Go through the entries below and pick out every line with "Customizable".
++++++++++++++++++++
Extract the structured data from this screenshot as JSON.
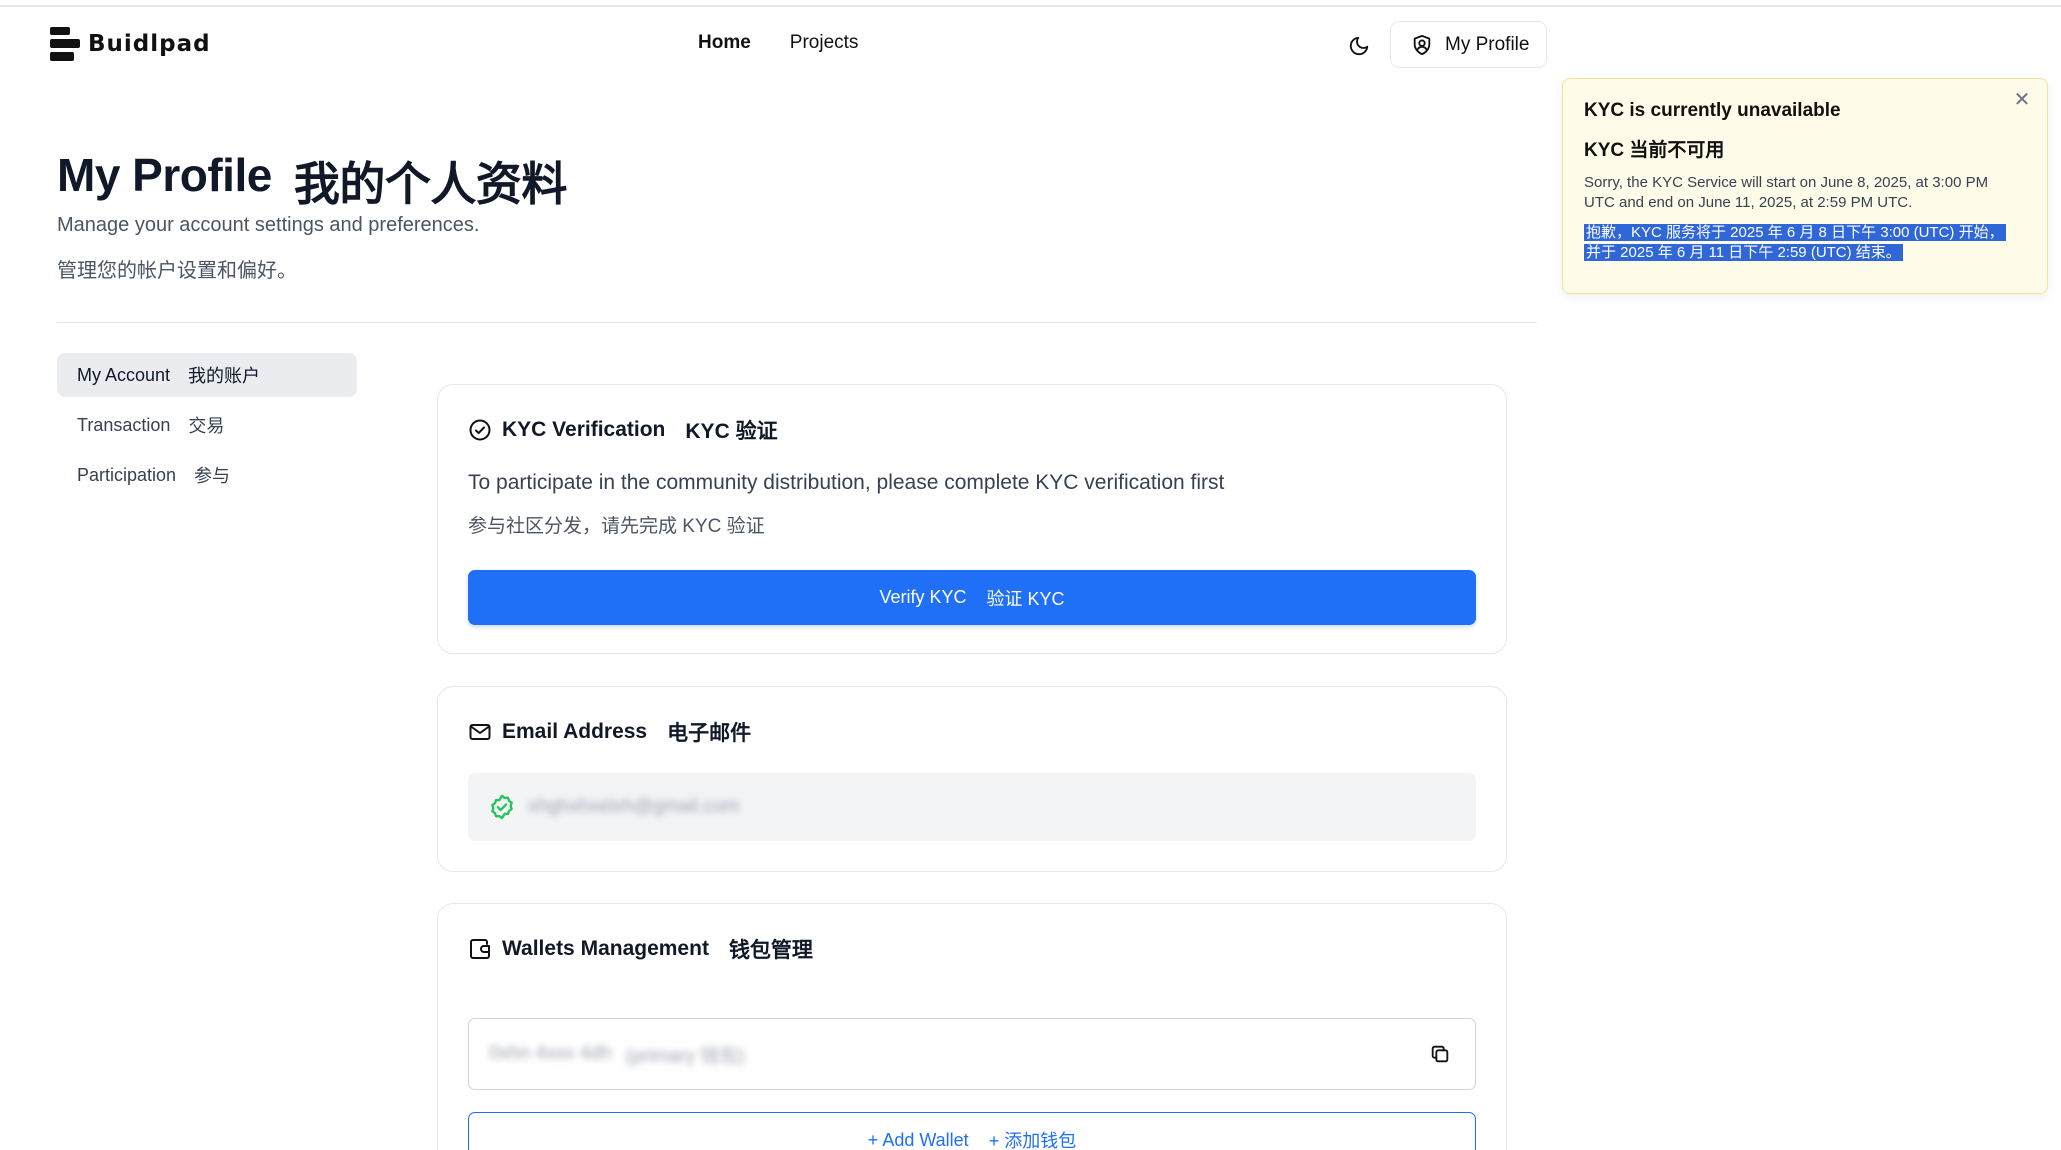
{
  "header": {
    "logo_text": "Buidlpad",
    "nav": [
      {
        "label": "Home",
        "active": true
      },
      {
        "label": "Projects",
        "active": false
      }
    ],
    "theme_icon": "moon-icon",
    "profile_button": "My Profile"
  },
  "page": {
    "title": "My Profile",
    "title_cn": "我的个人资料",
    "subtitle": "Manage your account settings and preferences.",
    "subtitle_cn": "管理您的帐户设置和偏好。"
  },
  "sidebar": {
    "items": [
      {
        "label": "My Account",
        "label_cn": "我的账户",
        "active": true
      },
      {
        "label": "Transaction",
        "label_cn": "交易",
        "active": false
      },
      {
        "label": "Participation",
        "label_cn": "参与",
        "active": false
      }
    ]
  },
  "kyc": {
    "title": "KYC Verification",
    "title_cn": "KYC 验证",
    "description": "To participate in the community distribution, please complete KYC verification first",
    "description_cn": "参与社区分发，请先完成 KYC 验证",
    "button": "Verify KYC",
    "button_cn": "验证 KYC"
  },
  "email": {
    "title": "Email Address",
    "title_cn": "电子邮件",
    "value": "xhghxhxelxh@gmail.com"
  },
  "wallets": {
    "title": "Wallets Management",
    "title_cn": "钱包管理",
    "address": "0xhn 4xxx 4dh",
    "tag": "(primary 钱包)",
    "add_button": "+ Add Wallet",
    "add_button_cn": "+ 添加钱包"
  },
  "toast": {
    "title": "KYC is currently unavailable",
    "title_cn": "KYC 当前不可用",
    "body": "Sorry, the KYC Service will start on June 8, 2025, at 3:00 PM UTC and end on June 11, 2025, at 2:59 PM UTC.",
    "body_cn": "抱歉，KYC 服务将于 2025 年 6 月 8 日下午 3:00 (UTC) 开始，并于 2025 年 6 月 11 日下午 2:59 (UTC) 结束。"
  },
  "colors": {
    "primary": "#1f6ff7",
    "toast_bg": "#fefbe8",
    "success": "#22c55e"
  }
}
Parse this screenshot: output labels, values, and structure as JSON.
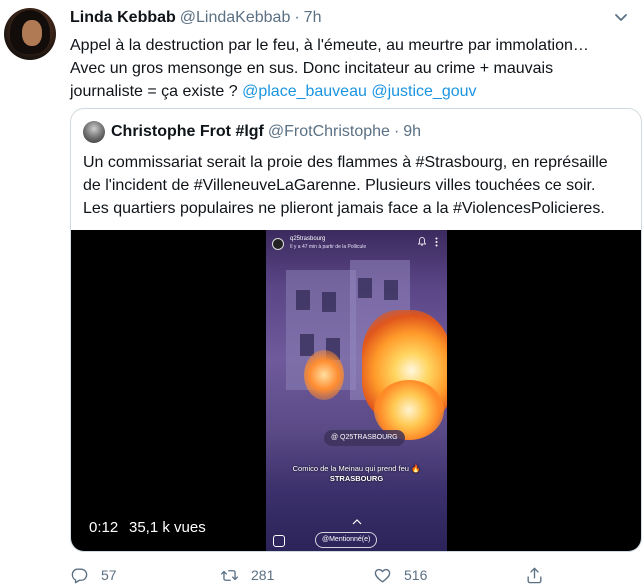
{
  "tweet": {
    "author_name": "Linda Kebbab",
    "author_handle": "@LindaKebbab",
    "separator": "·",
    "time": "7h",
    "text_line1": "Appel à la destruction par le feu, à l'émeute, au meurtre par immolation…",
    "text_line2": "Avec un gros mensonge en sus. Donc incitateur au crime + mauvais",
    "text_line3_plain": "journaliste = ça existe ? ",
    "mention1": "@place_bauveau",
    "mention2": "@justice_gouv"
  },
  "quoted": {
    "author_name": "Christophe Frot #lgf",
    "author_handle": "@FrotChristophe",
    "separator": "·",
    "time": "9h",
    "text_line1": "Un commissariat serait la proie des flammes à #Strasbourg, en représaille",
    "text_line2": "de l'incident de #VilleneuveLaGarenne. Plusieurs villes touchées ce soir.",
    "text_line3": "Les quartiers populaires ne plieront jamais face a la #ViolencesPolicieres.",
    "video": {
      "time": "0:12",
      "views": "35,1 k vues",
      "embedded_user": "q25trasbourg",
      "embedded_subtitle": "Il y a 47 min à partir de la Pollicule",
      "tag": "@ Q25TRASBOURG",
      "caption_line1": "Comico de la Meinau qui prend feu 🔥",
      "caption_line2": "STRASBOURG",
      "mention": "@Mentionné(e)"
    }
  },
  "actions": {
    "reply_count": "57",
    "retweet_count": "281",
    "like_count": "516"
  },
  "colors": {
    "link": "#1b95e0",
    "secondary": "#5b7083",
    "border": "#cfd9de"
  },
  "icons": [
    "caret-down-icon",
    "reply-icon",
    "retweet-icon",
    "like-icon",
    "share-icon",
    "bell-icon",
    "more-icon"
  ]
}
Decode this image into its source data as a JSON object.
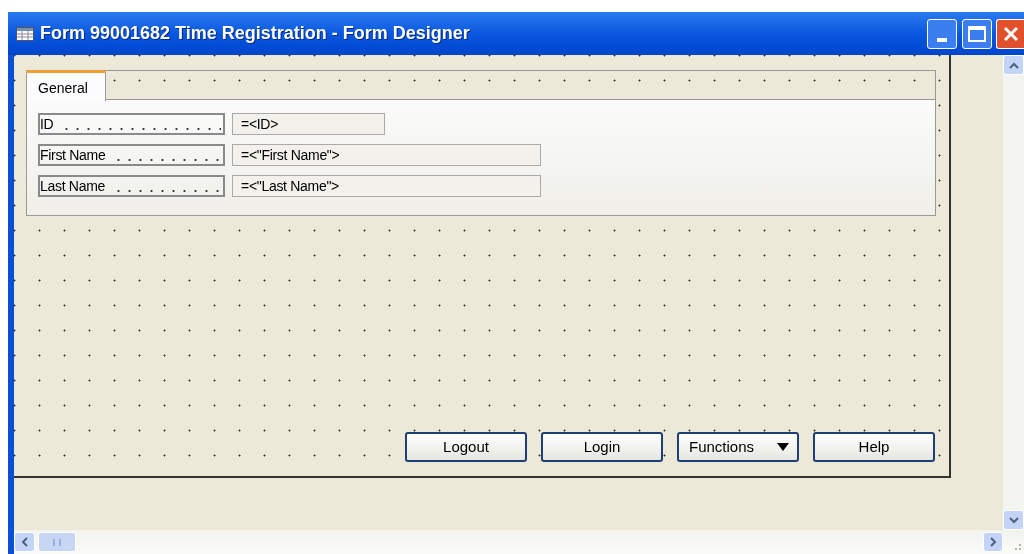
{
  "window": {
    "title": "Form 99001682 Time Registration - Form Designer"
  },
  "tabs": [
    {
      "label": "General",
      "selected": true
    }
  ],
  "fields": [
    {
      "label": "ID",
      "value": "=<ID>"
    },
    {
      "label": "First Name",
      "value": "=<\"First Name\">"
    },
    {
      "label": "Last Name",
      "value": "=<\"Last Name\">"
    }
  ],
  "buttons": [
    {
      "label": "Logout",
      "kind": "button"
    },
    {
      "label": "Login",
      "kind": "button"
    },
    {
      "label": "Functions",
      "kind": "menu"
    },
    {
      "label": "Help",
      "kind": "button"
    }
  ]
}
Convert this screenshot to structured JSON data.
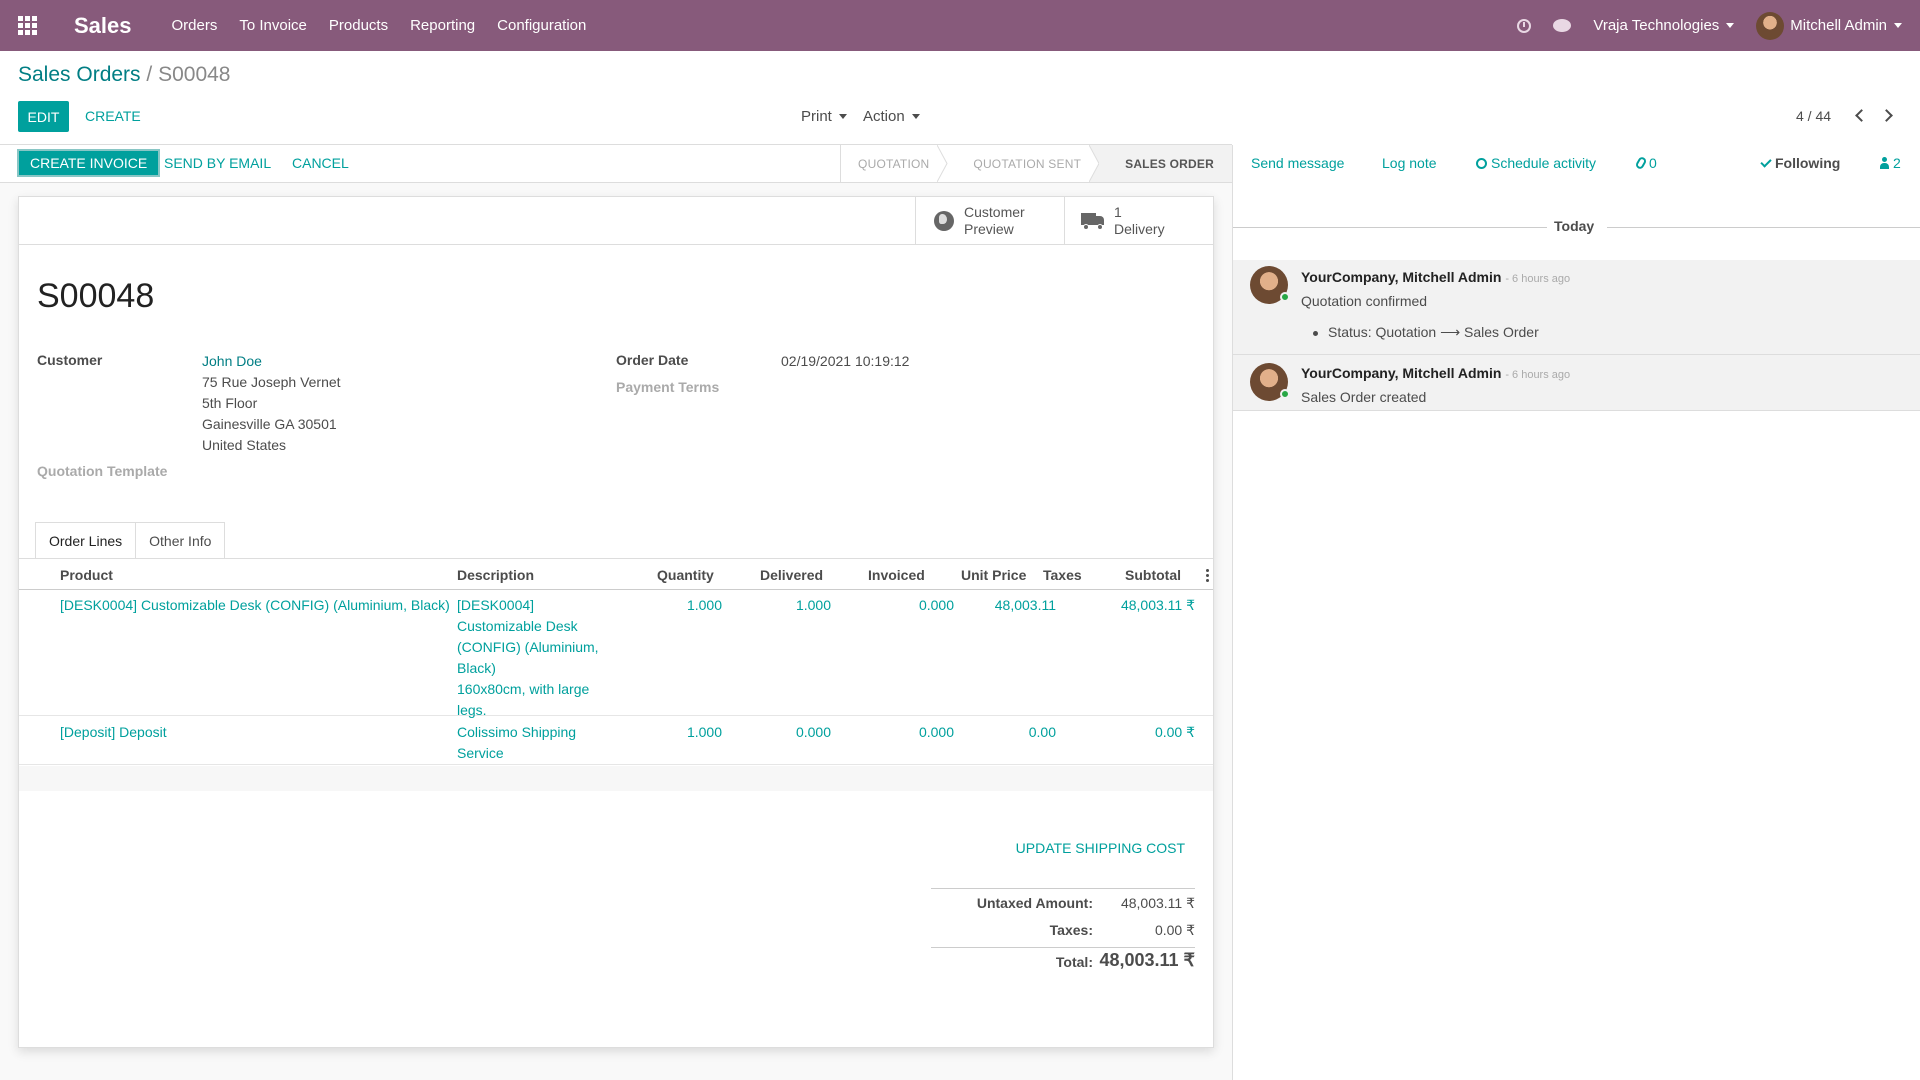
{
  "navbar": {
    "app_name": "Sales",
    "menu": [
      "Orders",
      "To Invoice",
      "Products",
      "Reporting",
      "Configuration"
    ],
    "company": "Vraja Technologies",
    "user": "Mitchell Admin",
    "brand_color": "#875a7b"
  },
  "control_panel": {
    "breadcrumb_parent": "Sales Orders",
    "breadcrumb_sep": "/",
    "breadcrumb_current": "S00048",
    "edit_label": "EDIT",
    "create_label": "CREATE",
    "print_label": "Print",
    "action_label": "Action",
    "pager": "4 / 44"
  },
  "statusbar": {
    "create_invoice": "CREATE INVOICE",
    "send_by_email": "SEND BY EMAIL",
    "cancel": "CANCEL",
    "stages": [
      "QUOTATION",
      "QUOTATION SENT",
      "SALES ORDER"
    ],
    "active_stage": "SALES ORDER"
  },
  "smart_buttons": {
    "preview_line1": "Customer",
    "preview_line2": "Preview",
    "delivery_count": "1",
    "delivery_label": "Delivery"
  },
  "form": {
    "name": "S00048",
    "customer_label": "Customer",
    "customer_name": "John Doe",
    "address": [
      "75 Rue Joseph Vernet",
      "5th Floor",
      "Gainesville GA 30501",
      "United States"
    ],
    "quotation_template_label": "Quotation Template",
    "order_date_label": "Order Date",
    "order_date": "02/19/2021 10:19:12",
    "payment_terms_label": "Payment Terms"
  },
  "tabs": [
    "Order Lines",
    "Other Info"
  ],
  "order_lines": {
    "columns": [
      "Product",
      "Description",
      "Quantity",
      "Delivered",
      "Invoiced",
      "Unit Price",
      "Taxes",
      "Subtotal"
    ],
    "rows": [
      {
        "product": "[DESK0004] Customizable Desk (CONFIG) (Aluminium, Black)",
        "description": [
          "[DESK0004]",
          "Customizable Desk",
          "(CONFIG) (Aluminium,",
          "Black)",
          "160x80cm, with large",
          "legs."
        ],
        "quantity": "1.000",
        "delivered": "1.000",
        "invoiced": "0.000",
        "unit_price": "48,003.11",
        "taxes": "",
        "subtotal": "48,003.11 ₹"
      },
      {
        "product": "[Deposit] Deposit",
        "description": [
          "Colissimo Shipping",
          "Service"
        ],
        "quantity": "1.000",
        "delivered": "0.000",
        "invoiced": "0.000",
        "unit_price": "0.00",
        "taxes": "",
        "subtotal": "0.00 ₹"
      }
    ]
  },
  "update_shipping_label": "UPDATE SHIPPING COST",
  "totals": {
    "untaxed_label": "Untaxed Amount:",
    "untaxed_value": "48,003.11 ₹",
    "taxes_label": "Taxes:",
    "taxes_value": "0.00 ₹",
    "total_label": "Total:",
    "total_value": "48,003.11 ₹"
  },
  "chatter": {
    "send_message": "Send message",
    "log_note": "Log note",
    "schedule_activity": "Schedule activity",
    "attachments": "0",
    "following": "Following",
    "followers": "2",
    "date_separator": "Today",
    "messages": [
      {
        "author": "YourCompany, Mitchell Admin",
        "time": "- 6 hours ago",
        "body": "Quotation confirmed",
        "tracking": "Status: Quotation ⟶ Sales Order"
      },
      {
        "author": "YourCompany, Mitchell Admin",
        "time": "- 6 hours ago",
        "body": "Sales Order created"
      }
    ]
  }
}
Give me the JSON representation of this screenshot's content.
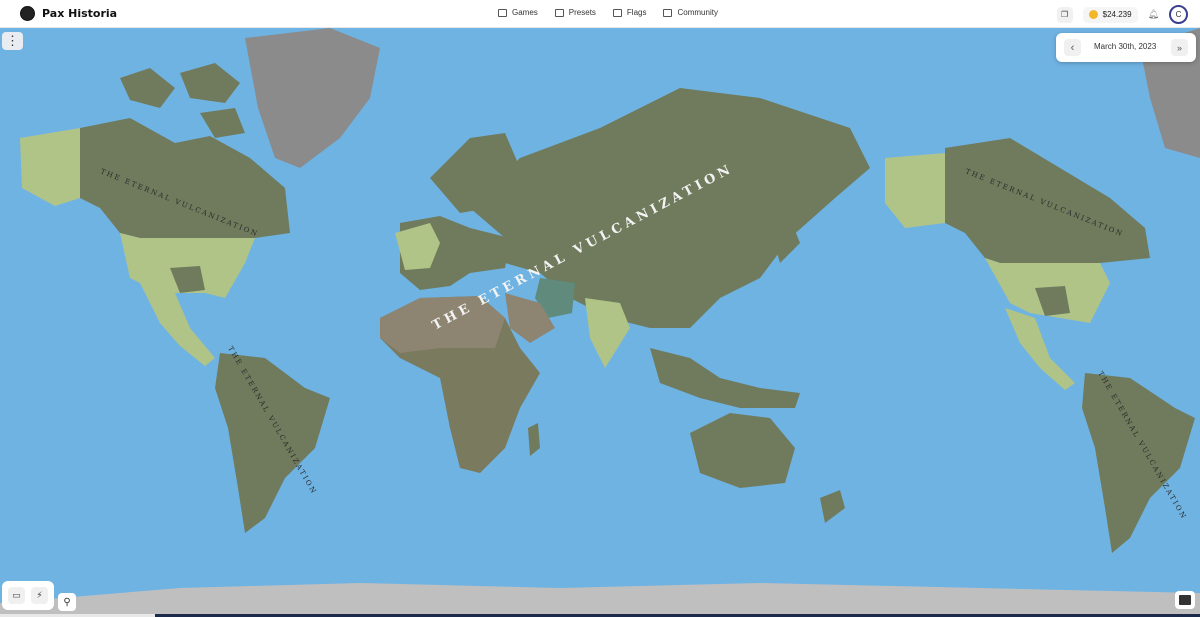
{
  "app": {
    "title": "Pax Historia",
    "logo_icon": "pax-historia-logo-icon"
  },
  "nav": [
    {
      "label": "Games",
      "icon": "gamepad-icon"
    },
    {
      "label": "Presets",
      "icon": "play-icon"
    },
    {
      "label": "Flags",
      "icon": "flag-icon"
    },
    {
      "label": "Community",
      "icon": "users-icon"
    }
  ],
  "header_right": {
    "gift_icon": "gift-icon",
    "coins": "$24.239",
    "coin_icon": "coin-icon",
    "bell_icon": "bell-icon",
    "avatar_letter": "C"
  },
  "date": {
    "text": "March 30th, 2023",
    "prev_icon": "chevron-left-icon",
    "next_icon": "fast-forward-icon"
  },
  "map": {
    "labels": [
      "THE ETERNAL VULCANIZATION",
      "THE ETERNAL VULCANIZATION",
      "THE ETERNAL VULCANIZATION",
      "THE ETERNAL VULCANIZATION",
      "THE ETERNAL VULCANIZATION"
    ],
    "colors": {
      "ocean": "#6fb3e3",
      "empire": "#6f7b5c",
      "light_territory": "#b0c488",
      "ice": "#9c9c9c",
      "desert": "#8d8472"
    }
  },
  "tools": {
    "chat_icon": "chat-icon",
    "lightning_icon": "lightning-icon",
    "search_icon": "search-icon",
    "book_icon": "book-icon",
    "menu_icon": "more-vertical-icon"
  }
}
++++++++++++++++++++
SOLUTION FOR THIS EXERCISE:
        "product": "[DESK0004] Customizable Desk (CONFIG) (Aluminium, Black)",
          "Customizable Desk",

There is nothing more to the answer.